(Data extracted from a collection)
BEGIN
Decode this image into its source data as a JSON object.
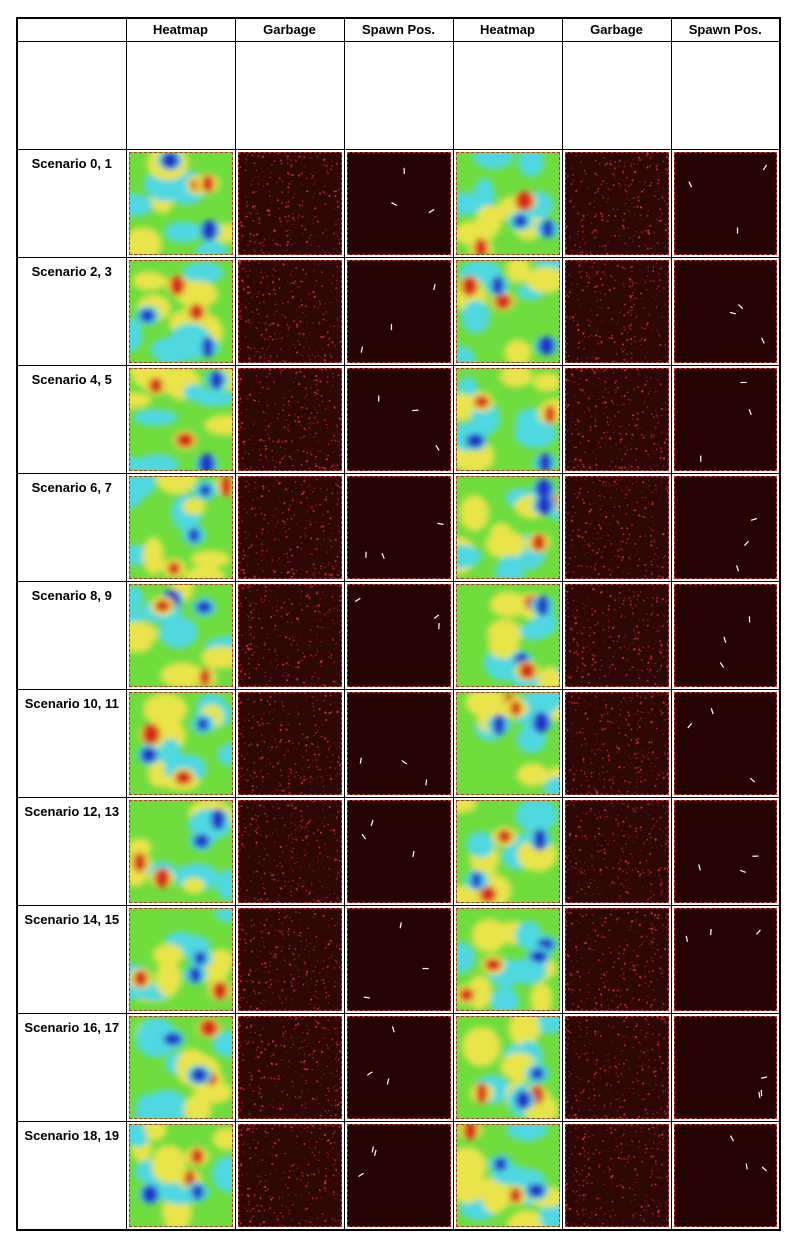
{
  "header": {
    "columns": [
      "Heatmap",
      "Garbage",
      "Spawn Pos.",
      "Heatmap",
      "Garbage",
      "Spawn Pos."
    ]
  },
  "rows": [
    {
      "label": "Scenario 0, 1"
    },
    {
      "label": "Scenario 2, 3"
    },
    {
      "label": "Scenario 4, 5"
    },
    {
      "label": "Scenario 6, 7"
    },
    {
      "label": "Scenario 8, 9"
    },
    {
      "label": "Scenario 10, 11"
    },
    {
      "label": "Scenario 12, 13"
    },
    {
      "label": "Scenario 14, 15"
    },
    {
      "label": "Scenario 16, 17"
    },
    {
      "label": "Scenario 18, 19"
    }
  ],
  "colors": {
    "heat_red": "#d7261e",
    "heat_yellow": "#e8e44a",
    "heat_green": "#6fdc3e",
    "heat_cyan": "#4fd8e0",
    "heat_blue": "#2030c8",
    "garbage_bg": "#2e0707",
    "garbage_dot": "#e83a34",
    "spawn_bg": "#260303",
    "frame": "#c0302a"
  }
}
END
== WRITTEN PROBLEM ==
Leave out all pictures, then copy the remaining material exactly.

== RESPONSE TO THIS TASK ==
Decode this image into its source data as a JSON object.
{
  "header": {
    "columns": [
      "Heatmap",
      "Garbage",
      "Spawn Pos.",
      "Heatmap",
      "Garbage",
      "Spawn Pos."
    ]
  },
  "rows": [
    {
      "label": "Scenario 0, 1"
    },
    {
      "label": "Scenario 2, 3"
    },
    {
      "label": "Scenario 4, 5"
    },
    {
      "label": "Scenario 6, 7"
    },
    {
      "label": "Scenario 8, 9"
    },
    {
      "label": "Scenario 10, 11"
    },
    {
      "label": "Scenario 12, 13"
    },
    {
      "label": "Scenario 14, 15"
    },
    {
      "label": "Scenario 16, 17"
    },
    {
      "label": "Scenario 18, 19"
    }
  ],
  "colors": {
    "heat_red": "#d7261e",
    "heat_yellow": "#e8e44a",
    "heat_green": "#6fdc3e",
    "heat_cyan": "#4fd8e0",
    "heat_blue": "#2030c8",
    "garbage_bg": "#2e0707",
    "garbage_dot": "#e83a34",
    "spawn_bg": "#260303",
    "frame": "#c0302a"
  }
}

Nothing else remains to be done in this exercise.